=== WRITTEN TASK ===
Copy out all lines carrying the word "balance".
════════
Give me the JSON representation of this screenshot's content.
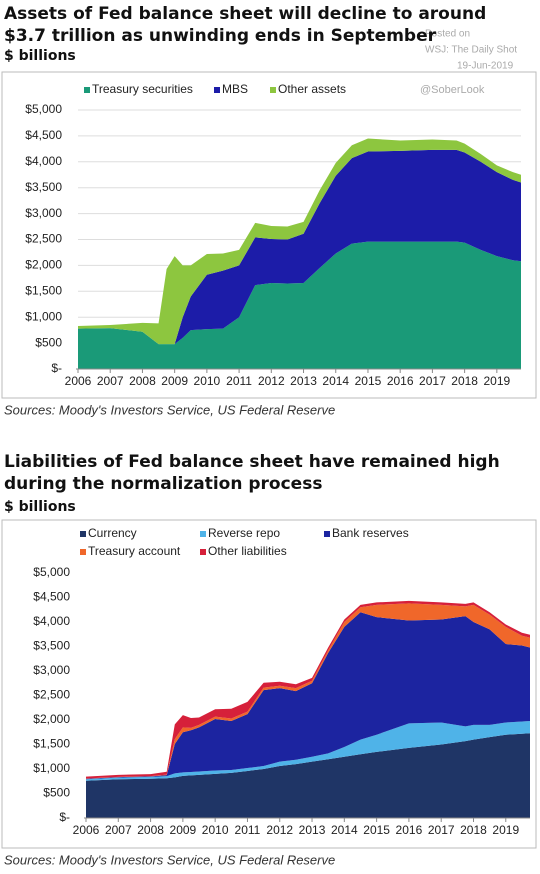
{
  "chart_data": [
    {
      "type": "stacked_area",
      "title": "Assets of Fed balance sheet will decline to around $3.7 trillion as unwinding ends in September",
      "subtitle": "$ billions",
      "annotations": [
        "Posted on",
        "WSJ: The Daily Shot",
        "19-Jun-2019",
        "@SoberLook"
      ],
      "source": "Sources: Moody's Investors Service, US Federal Reserve",
      "legend": "top-left",
      "grid": true,
      "x": [
        2006,
        2007,
        2008,
        2008.5,
        2008.75,
        2009,
        2009.25,
        2009.5,
        2010,
        2010.5,
        2011,
        2011.5,
        2012,
        2012.5,
        2013,
        2013.5,
        2014,
        2014.5,
        2015,
        2016,
        2017,
        2017.75,
        2018,
        2018.5,
        2019,
        2019.5,
        2019.75
      ],
      "xlim": [
        2006,
        2019.75
      ],
      "xticks": [
        2006,
        2007,
        2008,
        2009,
        2010,
        2011,
        2012,
        2013,
        2014,
        2015,
        2016,
        2017,
        2018,
        2019
      ],
      "ylim": [
        0,
        5000
      ],
      "yticks": [
        {
          "value": 0,
          "label": "$-"
        },
        {
          "value": 500,
          "label": "$500"
        },
        {
          "value": 1000,
          "label": "$1,000"
        },
        {
          "value": 1500,
          "label": "$1,500"
        },
        {
          "value": 2000,
          "label": "$2,000"
        },
        {
          "value": 2500,
          "label": "$2,500"
        },
        {
          "value": 3000,
          "label": "$3,000"
        },
        {
          "value": 3500,
          "label": "$3,500"
        },
        {
          "value": 4000,
          "label": "$4,000"
        },
        {
          "value": 4500,
          "label": "$4,500"
        },
        {
          "value": 5000,
          "label": "$5,000"
        }
      ],
      "series": [
        {
          "name": "Treasury securities",
          "color": "#1a9a78",
          "values": [
            780,
            790,
            720,
            480,
            480,
            480,
            600,
            750,
            770,
            780,
            1000,
            1620,
            1660,
            1650,
            1660,
            1950,
            2230,
            2420,
            2460,
            2460,
            2460,
            2460,
            2440,
            2300,
            2180,
            2100,
            2080
          ]
        },
        {
          "name": "MBS",
          "color": "#1c1ca8",
          "values": [
            0,
            0,
            0,
            0,
            0,
            0,
            400,
            650,
            1050,
            1120,
            1000,
            920,
            850,
            850,
            950,
            1250,
            1500,
            1650,
            1740,
            1750,
            1770,
            1770,
            1740,
            1700,
            1620,
            1550,
            1520
          ]
        },
        {
          "name": "Other assets",
          "color": "#8dc63f",
          "values": [
            50,
            60,
            170,
            400,
            1450,
            1700,
            1000,
            600,
            400,
            330,
            300,
            280,
            250,
            250,
            230,
            250,
            250,
            250,
            250,
            200,
            200,
            180,
            170,
            150,
            130,
            150,
            150
          ]
        }
      ]
    },
    {
      "type": "stacked_area",
      "title": "Liabilities of Fed balance sheet have remained high during the normalization process",
      "subtitle": "$ billions",
      "source": "Sources: Moody's Investors Service, US Federal Reserve",
      "legend": "top-left",
      "grid": false,
      "x": [
        2006,
        2007,
        2008,
        2008.5,
        2008.75,
        2009,
        2009.25,
        2009.5,
        2010,
        2010.5,
        2011,
        2011.5,
        2012,
        2012.5,
        2013,
        2013.5,
        2014,
        2014.5,
        2015,
        2016,
        2017,
        2017.75,
        2018,
        2018.5,
        2019,
        2019.5,
        2019.75
      ],
      "xlim": [
        2006,
        2019.75
      ],
      "xticks": [
        2006,
        2007,
        2008,
        2009,
        2010,
        2011,
        2012,
        2013,
        2014,
        2015,
        2016,
        2017,
        2018,
        2019
      ],
      "ylim": [
        0,
        5000
      ],
      "yticks": [
        {
          "value": 0,
          "label": "$-"
        },
        {
          "value": 500,
          "label": "$500"
        },
        {
          "value": 1000,
          "label": "$1,000"
        },
        {
          "value": 1500,
          "label": "$1,500"
        },
        {
          "value": 2000,
          "label": "$2,000"
        },
        {
          "value": 2500,
          "label": "$2,500"
        },
        {
          "value": 3000,
          "label": "$3,000"
        },
        {
          "value": 3500,
          "label": "$3,500"
        },
        {
          "value": 4000,
          "label": "$4,000"
        },
        {
          "value": 4500,
          "label": "$4,500"
        },
        {
          "value": 5000,
          "label": "$5,000"
        }
      ],
      "series": [
        {
          "name": "Currency",
          "color": "#1f3566",
          "values": [
            760,
            790,
            800,
            810,
            830,
            860,
            870,
            880,
            900,
            920,
            960,
            1000,
            1060,
            1100,
            1150,
            1200,
            1250,
            1300,
            1350,
            1430,
            1500,
            1570,
            1600,
            1650,
            1700,
            1720,
            1730
          ]
        },
        {
          "name": "Reverse repo",
          "color": "#4fb3e8",
          "values": [
            30,
            35,
            40,
            45,
            80,
            70,
            70,
            70,
            70,
            60,
            60,
            60,
            90,
            90,
            100,
            120,
            200,
            300,
            350,
            500,
            450,
            300,
            300,
            250,
            250,
            250,
            250
          ]
        },
        {
          "name": "Bank reserves",
          "color": "#1c24a0",
          "values": [
            10,
            10,
            10,
            20,
            600,
            820,
            850,
            900,
            1050,
            1000,
            1100,
            1550,
            1500,
            1400,
            1500,
            2050,
            2450,
            2600,
            2400,
            2100,
            2100,
            2250,
            2100,
            1950,
            1600,
            1550,
            1500
          ]
        },
        {
          "name": "Treasury account",
          "color": "#f0672a",
          "values": [
            5,
            5,
            5,
            10,
            100,
            100,
            50,
            50,
            50,
            50,
            50,
            50,
            50,
            60,
            50,
            50,
            100,
            100,
            250,
            350,
            300,
            200,
            350,
            300,
            350,
            200,
            200
          ]
        },
        {
          "name": "Other liabilities",
          "color": "#d6203a",
          "values": [
            40,
            40,
            40,
            60,
            300,
            250,
            200,
            150,
            150,
            200,
            200,
            100,
            80,
            80,
            60,
            60,
            50,
            50,
            50,
            50,
            50,
            50,
            50,
            50,
            50,
            60,
            60
          ]
        }
      ]
    }
  ]
}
════════
=== ANSWER TO THIS EXERCISE ===
      "title": "Assets of Fed balance sheet will decline to around $3.7 trillion as unwinding ends in September",
      "title": "Liabilities of Fed balance sheet have remained high during the normalization process",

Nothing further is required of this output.